EXERCISE DETAILS
Return the records exactly as they stand, and keep the pictures out of the copy.

━━━ SOURCE DATA ━━━

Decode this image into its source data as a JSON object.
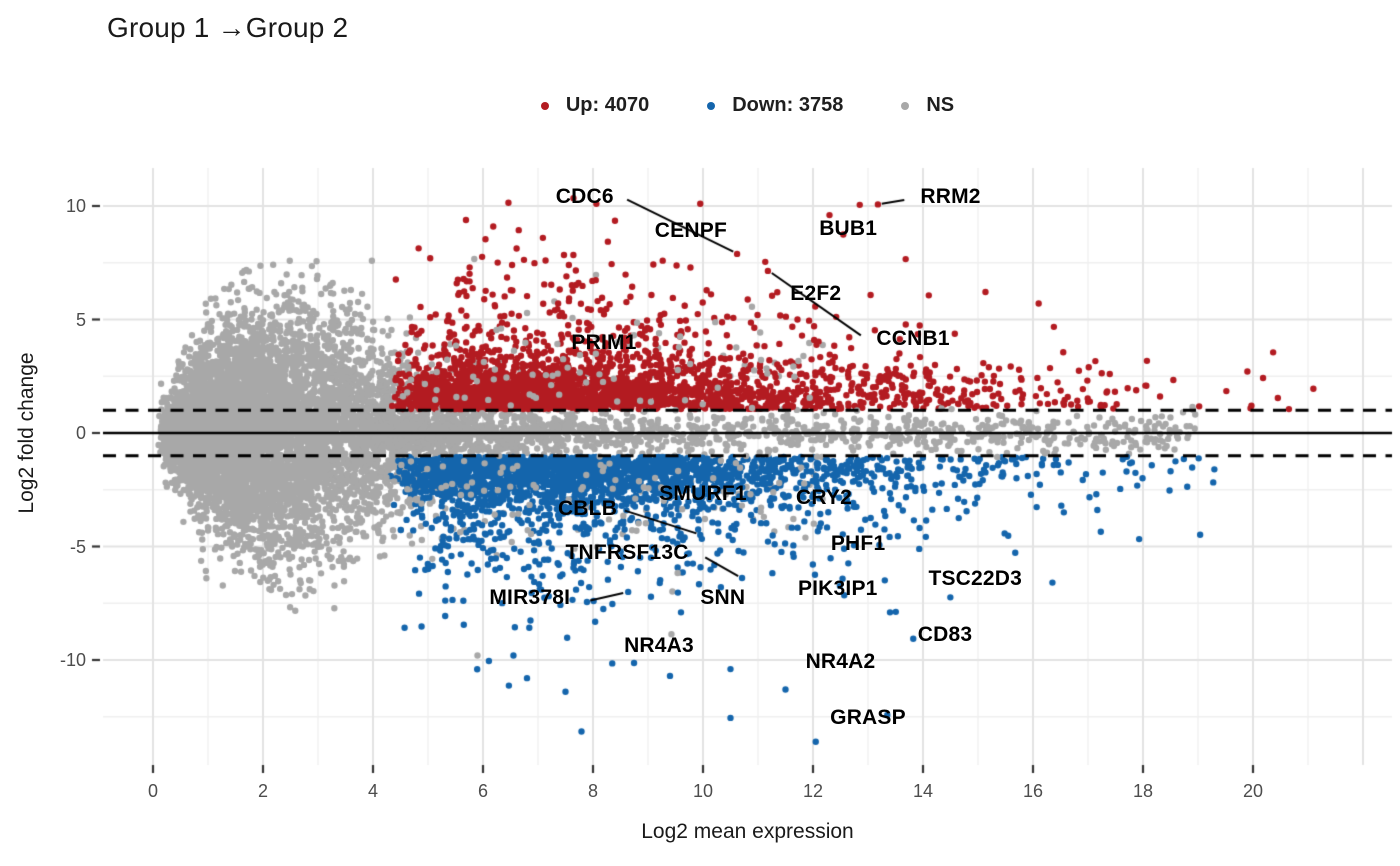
{
  "title": "Group 1 →Group 2",
  "legend": {
    "items": [
      {
        "name": "up",
        "label": "Up: 4070",
        "color": "#B31B21"
      },
      {
        "name": "down",
        "label": "Down: 3758",
        "color": "#1465AC"
      },
      {
        "name": "ns",
        "label": "NS",
        "color": "#A8A8A8"
      }
    ]
  },
  "chart_data": {
    "type": "scatter",
    "title": "Group 1 →Group 2",
    "xlabel": "Log2 mean expression",
    "ylabel": "Log2 fold change",
    "x_ticks": [
      0,
      2,
      4,
      6,
      8,
      10,
      12,
      14,
      16,
      18,
      20
    ],
    "y_ticks": [
      10,
      5,
      0,
      -5,
      -10
    ],
    "xlim": [
      -0.9,
      22.5
    ],
    "ylim": [
      -14.6,
      11.7
    ],
    "grid": true,
    "legend_position": "top",
    "hlines": {
      "solid": [
        0
      ],
      "dashed": [
        1,
        -1
      ]
    },
    "counts": {
      "up": 4070,
      "down": 3758
    },
    "colors": {
      "up": "#B31B21",
      "down": "#1465AC",
      "ns": "#A8A8A8",
      "grid_major": "#E3E3E3",
      "grid_minor": "#EFEFEF",
      "axis_tick": "#333333",
      "tick_label": "#4d4d4d",
      "line": "#000000"
    },
    "labeled_genes": [
      {
        "name": "CDC6",
        "group": "up",
        "label_x": 7.85,
        "label_y": 10.4,
        "point_x": 10.62,
        "point_y": 7.89,
        "leader": [
          8.62,
          10.28,
          10.55,
          7.99
        ]
      },
      {
        "name": "RRM2",
        "group": "up",
        "label_x": 14.5,
        "label_y": 10.4,
        "point_x": 13.18,
        "point_y": 10.07,
        "leader": [
          13.66,
          10.26,
          13.25,
          10.1
        ]
      },
      {
        "name": "CENPF",
        "group": "up",
        "label_x": 9.78,
        "label_y": 8.9
      },
      {
        "name": "BUB1",
        "group": "up",
        "label_x": 12.64,
        "label_y": 9.0,
        "point_x": 12.85,
        "point_y": 10.05
      },
      {
        "name": "E2F2",
        "group": "up",
        "label_x": 12.05,
        "label_y": 6.12
      },
      {
        "name": "CCNB1",
        "group": "up",
        "label_x": 13.82,
        "label_y": 4.14,
        "point_x": 11.18,
        "point_y": 7.14,
        "leader": [
          12.87,
          4.3,
          11.25,
          7.05
        ]
      },
      {
        "name": "PRIM1",
        "group": "up",
        "label_x": 8.2,
        "label_y": 3.95
      },
      {
        "name": "SMURF1",
        "group": "down",
        "label_x": 10.0,
        "label_y": -2.69
      },
      {
        "name": "CRY2",
        "group": "down",
        "label_x": 12.2,
        "label_y": -2.86
      },
      {
        "name": "CBLB",
        "group": "down",
        "label_x": 7.9,
        "label_y": -3.35,
        "point_x": 9.95,
        "point_y": -4.49,
        "leader": [
          8.58,
          -3.42,
          9.88,
          -4.42
        ]
      },
      {
        "name": "PHF1",
        "group": "down",
        "label_x": 12.82,
        "label_y": -4.89
      },
      {
        "name": "TNFRSF13C",
        "group": "down",
        "label_x": 8.62,
        "label_y": -5.29,
        "point_x": 10.71,
        "point_y": -6.39,
        "leader": [
          10.04,
          -5.48,
          10.64,
          -6.3
        ]
      },
      {
        "name": "TSC22D3",
        "group": "down",
        "label_x": 14.95,
        "label_y": -6.43
      },
      {
        "name": "PIK3IP1",
        "group": "down",
        "label_x": 12.45,
        "label_y": -6.87
      },
      {
        "name": "SNN",
        "group": "down",
        "label_x": 10.36,
        "label_y": -7.27,
        "point_x": 9.6,
        "point_y": -7.9
      },
      {
        "name": "MIR378I",
        "group": "down",
        "label_x": 6.85,
        "label_y": -7.27,
        "point_x": 8.64,
        "point_y": -7.0,
        "leader": [
          7.95,
          -7.38,
          8.55,
          -7.05
        ]
      },
      {
        "name": "NR4A3",
        "group": "down",
        "label_x": 9.2,
        "label_y": -9.4
      },
      {
        "name": "CD83",
        "group": "down",
        "label_x": 14.4,
        "label_y": -8.9
      },
      {
        "name": "NR4A2",
        "group": "down",
        "label_x": 12.5,
        "label_y": -10.1
      },
      {
        "name": "GRASP",
        "group": "down",
        "label_x": 13.0,
        "label_y": -12.55,
        "point_x": 12.05,
        "point_y": -13.6
      }
    ],
    "extra_points": {
      "up": [
        [
          9.95,
          10.1
        ],
        [
          8.4,
          9.35
        ],
        [
          12.3,
          9.6
        ]
      ],
      "down": [
        [
          10.5,
          -10.4
        ],
        [
          10.5,
          -12.55
        ],
        [
          9.4,
          -10.7
        ],
        [
          6.8,
          -10.8
        ],
        [
          7.5,
          -11.4
        ],
        [
          11.5,
          -11.3
        ],
        [
          8.35,
          -10.15
        ],
        [
          13.4,
          -7.9
        ]
      ],
      "ns": [
        [
          5.9,
          -9.8
        ],
        [
          18.9,
          1.15
        ]
      ]
    },
    "cloud": {
      "seed": 42,
      "dot_radius": 3.2,
      "blob_n": 6800,
      "band_n": 1100,
      "mixed_n": 350,
      "up_n": 2600,
      "down_n": 2500
    }
  }
}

━━━

ANSWER FOR THIS EXERCISE
Decode this image into its source data as a JSON object.
{
  "title": "Group 1 →Group 2",
  "legend": {
    "items": [
      {
        "name": "up",
        "label": "Up: 4070",
        "color": "#B31B21"
      },
      {
        "name": "down",
        "label": "Down: 3758",
        "color": "#1465AC"
      },
      {
        "name": "ns",
        "label": "NS",
        "color": "#A8A8A8"
      }
    ]
  },
  "chart_data": {
    "type": "scatter",
    "title": "Group 1 →Group 2",
    "xlabel": "Log2 mean expression",
    "ylabel": "Log2 fold change",
    "x_ticks": [
      0,
      2,
      4,
      6,
      8,
      10,
      12,
      14,
      16,
      18,
      20
    ],
    "y_ticks": [
      10,
      5,
      0,
      -5,
      -10
    ],
    "xlim": [
      -0.9,
      22.5
    ],
    "ylim": [
      -14.6,
      11.7
    ],
    "grid": true,
    "legend_position": "top",
    "hlines": {
      "solid": [
        0
      ],
      "dashed": [
        1,
        -1
      ]
    },
    "counts": {
      "up": 4070,
      "down": 3758
    },
    "colors": {
      "up": "#B31B21",
      "down": "#1465AC",
      "ns": "#A8A8A8",
      "grid_major": "#E3E3E3",
      "grid_minor": "#EFEFEF",
      "axis_tick": "#333333",
      "tick_label": "#4d4d4d",
      "line": "#000000"
    },
    "labeled_genes": [
      {
        "name": "CDC6",
        "group": "up",
        "label_x": 7.85,
        "label_y": 10.4,
        "point_x": 10.62,
        "point_y": 7.89,
        "leader": [
          8.62,
          10.28,
          10.55,
          7.99
        ]
      },
      {
        "name": "RRM2",
        "group": "up",
        "label_x": 14.5,
        "label_y": 10.4,
        "point_x": 13.18,
        "point_y": 10.07,
        "leader": [
          13.66,
          10.26,
          13.25,
          10.1
        ]
      },
      {
        "name": "CENPF",
        "group": "up",
        "label_x": 9.78,
        "label_y": 8.9
      },
      {
        "name": "BUB1",
        "group": "up",
        "label_x": 12.64,
        "label_y": 9.0,
        "point_x": 12.85,
        "point_y": 10.05
      },
      {
        "name": "E2F2",
        "group": "up",
        "label_x": 12.05,
        "label_y": 6.12
      },
      {
        "name": "CCNB1",
        "group": "up",
        "label_x": 13.82,
        "label_y": 4.14,
        "point_x": 11.18,
        "point_y": 7.14,
        "leader": [
          12.87,
          4.3,
          11.25,
          7.05
        ]
      },
      {
        "name": "PRIM1",
        "group": "up",
        "label_x": 8.2,
        "label_y": 3.95
      },
      {
        "name": "SMURF1",
        "group": "down",
        "label_x": 10.0,
        "label_y": -2.69
      },
      {
        "name": "CRY2",
        "group": "down",
        "label_x": 12.2,
        "label_y": -2.86
      },
      {
        "name": "CBLB",
        "group": "down",
        "label_x": 7.9,
        "label_y": -3.35,
        "point_x": 9.95,
        "point_y": -4.49,
        "leader": [
          8.58,
          -3.42,
          9.88,
          -4.42
        ]
      },
      {
        "name": "PHF1",
        "group": "down",
        "label_x": 12.82,
        "label_y": -4.89
      },
      {
        "name": "TNFRSF13C",
        "group": "down",
        "label_x": 8.62,
        "label_y": -5.29,
        "point_x": 10.71,
        "point_y": -6.39,
        "leader": [
          10.04,
          -5.48,
          10.64,
          -6.3
        ]
      },
      {
        "name": "TSC22D3",
        "group": "down",
        "label_x": 14.95,
        "label_y": -6.43
      },
      {
        "name": "PIK3IP1",
        "group": "down",
        "label_x": 12.45,
        "label_y": -6.87
      },
      {
        "name": "SNN",
        "group": "down",
        "label_x": 10.36,
        "label_y": -7.27,
        "point_x": 9.6,
        "point_y": -7.9
      },
      {
        "name": "MIR378I",
        "group": "down",
        "label_x": 6.85,
        "label_y": -7.27,
        "point_x": 8.64,
        "point_y": -7.0,
        "leader": [
          7.95,
          -7.38,
          8.55,
          -7.05
        ]
      },
      {
        "name": "NR4A3",
        "group": "down",
        "label_x": 9.2,
        "label_y": -9.4
      },
      {
        "name": "CD83",
        "group": "down",
        "label_x": 14.4,
        "label_y": -8.9
      },
      {
        "name": "NR4A2",
        "group": "down",
        "label_x": 12.5,
        "label_y": -10.1
      },
      {
        "name": "GRASP",
        "group": "down",
        "label_x": 13.0,
        "label_y": -12.55,
        "point_x": 12.05,
        "point_y": -13.6
      }
    ],
    "extra_points": {
      "up": [
        [
          9.95,
          10.1
        ],
        [
          8.4,
          9.35
        ],
        [
          12.3,
          9.6
        ]
      ],
      "down": [
        [
          10.5,
          -10.4
        ],
        [
          10.5,
          -12.55
        ],
        [
          9.4,
          -10.7
        ],
        [
          6.8,
          -10.8
        ],
        [
          7.5,
          -11.4
        ],
        [
          11.5,
          -11.3
        ],
        [
          8.35,
          -10.15
        ],
        [
          13.4,
          -7.9
        ]
      ],
      "ns": [
        [
          5.9,
          -9.8
        ],
        [
          18.9,
          1.15
        ]
      ]
    },
    "cloud": {
      "seed": 42,
      "dot_radius": 3.2,
      "blob_n": 6800,
      "band_n": 1100,
      "mixed_n": 350,
      "up_n": 2600,
      "down_n": 2500
    }
  }
}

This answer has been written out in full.